** Objective **
Take the entries below and reproduce them word for word.

--- BEGIN Record extracts ---

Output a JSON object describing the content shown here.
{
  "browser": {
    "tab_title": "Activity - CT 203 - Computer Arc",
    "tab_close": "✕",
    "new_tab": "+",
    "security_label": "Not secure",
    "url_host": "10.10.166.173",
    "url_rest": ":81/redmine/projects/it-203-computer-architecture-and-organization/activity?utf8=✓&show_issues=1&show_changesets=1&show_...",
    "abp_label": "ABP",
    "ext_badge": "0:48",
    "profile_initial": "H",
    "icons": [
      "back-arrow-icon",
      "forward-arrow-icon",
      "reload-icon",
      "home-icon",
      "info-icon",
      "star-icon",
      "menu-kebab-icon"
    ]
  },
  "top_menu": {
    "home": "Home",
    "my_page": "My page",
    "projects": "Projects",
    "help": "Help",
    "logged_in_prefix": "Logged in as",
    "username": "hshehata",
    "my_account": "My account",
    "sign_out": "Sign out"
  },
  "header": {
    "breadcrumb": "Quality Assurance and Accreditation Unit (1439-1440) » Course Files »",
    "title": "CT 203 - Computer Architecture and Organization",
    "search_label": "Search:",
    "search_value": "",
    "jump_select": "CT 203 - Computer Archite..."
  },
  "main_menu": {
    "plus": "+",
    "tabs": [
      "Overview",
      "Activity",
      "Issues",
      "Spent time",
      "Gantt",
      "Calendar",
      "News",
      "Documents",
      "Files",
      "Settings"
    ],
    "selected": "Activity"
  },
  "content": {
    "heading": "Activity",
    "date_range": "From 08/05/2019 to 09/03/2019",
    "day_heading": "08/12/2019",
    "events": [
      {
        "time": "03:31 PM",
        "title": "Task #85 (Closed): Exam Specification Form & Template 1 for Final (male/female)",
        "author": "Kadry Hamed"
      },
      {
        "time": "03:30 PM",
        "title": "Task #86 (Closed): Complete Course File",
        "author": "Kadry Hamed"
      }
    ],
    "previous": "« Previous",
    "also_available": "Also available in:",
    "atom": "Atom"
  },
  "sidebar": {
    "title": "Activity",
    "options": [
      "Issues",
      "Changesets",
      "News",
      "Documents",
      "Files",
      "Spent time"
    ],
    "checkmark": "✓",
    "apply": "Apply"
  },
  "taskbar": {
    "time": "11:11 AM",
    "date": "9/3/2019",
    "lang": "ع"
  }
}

--- END Record extracts ---

** Result below **
Output a JSON object describing the content shown here.
{
  "browser": {
    "tab_title": "Activity - CT 203 - Computer Arc",
    "tab_close": "✕",
    "new_tab": "+",
    "security_label": "Not secure",
    "url_host": "10.10.166.173",
    "url_rest": ":81/redmine/projects/it-203-computer-architecture-and-organization/activity?utf8=✓&show_issues=1&show_changesets=1&show_...",
    "abp_label": "ABP",
    "ext_badge": "0:48",
    "profile_initial": "H",
    "icons": [
      "back-arrow-icon",
      "forward-arrow-icon",
      "reload-icon",
      "home-icon",
      "info-icon",
      "star-icon",
      "menu-kebab-icon"
    ]
  },
  "top_menu": {
    "home": "Home",
    "my_page": "My page",
    "projects": "Projects",
    "help": "Help",
    "logged_in_prefix": "Logged in as",
    "username": "hshehata",
    "my_account": "My account",
    "sign_out": "Sign out"
  },
  "header": {
    "breadcrumb": "Quality Assurance and Accreditation Unit (1439-1440) » Course Files »",
    "title": "CT 203 - Computer Architecture and Organization",
    "search_label": "Search:",
    "search_value": "",
    "jump_select": "CT 203 - Computer Archite..."
  },
  "main_menu": {
    "plus": "+",
    "tabs": [
      "Overview",
      "Activity",
      "Issues",
      "Spent time",
      "Gantt",
      "Calendar",
      "News",
      "Documents",
      "Files",
      "Settings"
    ],
    "selected": "Activity"
  },
  "content": {
    "heading": "Activity",
    "date_range": "From 08/05/2019 to 09/03/2019",
    "day_heading": "08/12/2019",
    "events": [
      {
        "time": "03:31 PM",
        "title": "Task #85 (Closed): Exam Specification Form & Template 1 for Final (male/female)",
        "author": "Kadry Hamed"
      },
      {
        "time": "03:30 PM",
        "title": "Task #86 (Closed): Complete Course File",
        "author": "Kadry Hamed"
      }
    ],
    "previous": "« Previous",
    "also_available": "Also available in:",
    "atom": "Atom"
  },
  "sidebar": {
    "title": "Activity",
    "options": [
      "Issues",
      "Changesets",
      "News",
      "Documents",
      "Files",
      "Spent time"
    ],
    "checkmark": "✓",
    "apply": "Apply"
  },
  "taskbar": {
    "time": "11:11 AM",
    "date": "9/3/2019",
    "lang": "ع"
  }
}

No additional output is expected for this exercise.